> STATED GOAL: Return all of the data exactly, with nothing left out but the pictures.

> EXERCISE DATA:
## Begin

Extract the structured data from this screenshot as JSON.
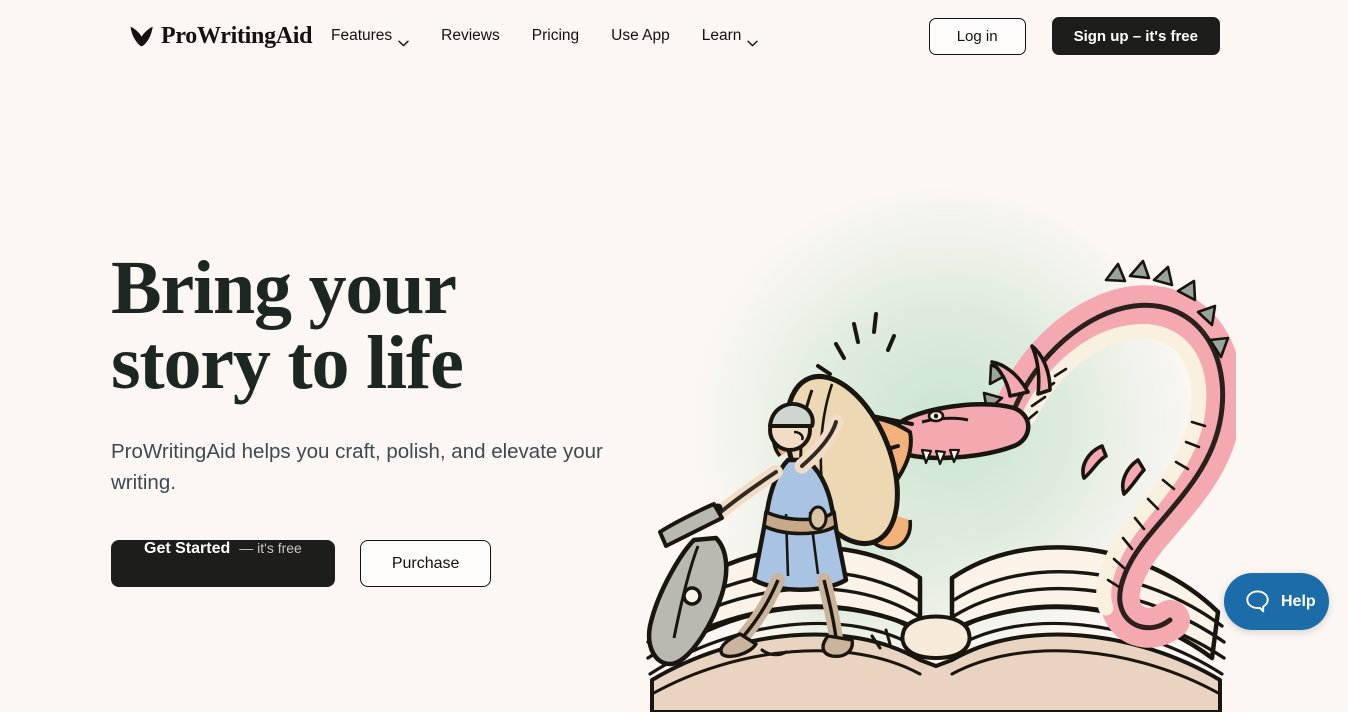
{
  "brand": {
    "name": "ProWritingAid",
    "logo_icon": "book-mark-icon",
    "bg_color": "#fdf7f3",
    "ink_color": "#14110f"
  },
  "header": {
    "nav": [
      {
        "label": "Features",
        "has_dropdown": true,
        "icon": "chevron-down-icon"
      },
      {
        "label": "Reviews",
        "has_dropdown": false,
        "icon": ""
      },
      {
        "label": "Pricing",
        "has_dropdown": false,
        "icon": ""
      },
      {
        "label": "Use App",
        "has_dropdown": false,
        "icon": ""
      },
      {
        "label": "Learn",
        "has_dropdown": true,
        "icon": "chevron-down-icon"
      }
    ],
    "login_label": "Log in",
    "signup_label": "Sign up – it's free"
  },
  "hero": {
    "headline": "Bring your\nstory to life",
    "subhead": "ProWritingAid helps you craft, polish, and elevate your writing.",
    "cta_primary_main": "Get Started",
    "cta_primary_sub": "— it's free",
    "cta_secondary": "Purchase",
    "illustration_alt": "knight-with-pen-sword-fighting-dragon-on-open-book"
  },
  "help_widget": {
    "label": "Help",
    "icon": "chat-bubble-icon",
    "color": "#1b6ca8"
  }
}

## End

> FULL OUTPUT:
Extract the structured data from this screenshot as JSON.
{
  "brand": {
    "name": "ProWritingAid",
    "logo_icon": "book-mark-icon",
    "bg_color": "#fdf7f3",
    "ink_color": "#14110f"
  },
  "header": {
    "nav": [
      {
        "label": "Features",
        "has_dropdown": true,
        "icon": "chevron-down-icon"
      },
      {
        "label": "Reviews",
        "has_dropdown": false,
        "icon": ""
      },
      {
        "label": "Pricing",
        "has_dropdown": false,
        "icon": ""
      },
      {
        "label": "Use App",
        "has_dropdown": false,
        "icon": ""
      },
      {
        "label": "Learn",
        "has_dropdown": true,
        "icon": "chevron-down-icon"
      }
    ],
    "login_label": "Log in",
    "signup_label": "Sign up – it's free"
  },
  "hero": {
    "headline": "Bring your\nstory to life",
    "subhead": "ProWritingAid helps you craft, polish, and elevate your writing.",
    "cta_primary_main": "Get Started",
    "cta_primary_sub": "— it's free",
    "cta_secondary": "Purchase",
    "illustration_alt": "knight-with-pen-sword-fighting-dragon-on-open-book"
  },
  "help_widget": {
    "label": "Help",
    "icon": "chat-bubble-icon",
    "color": "#1b6ca8"
  }
}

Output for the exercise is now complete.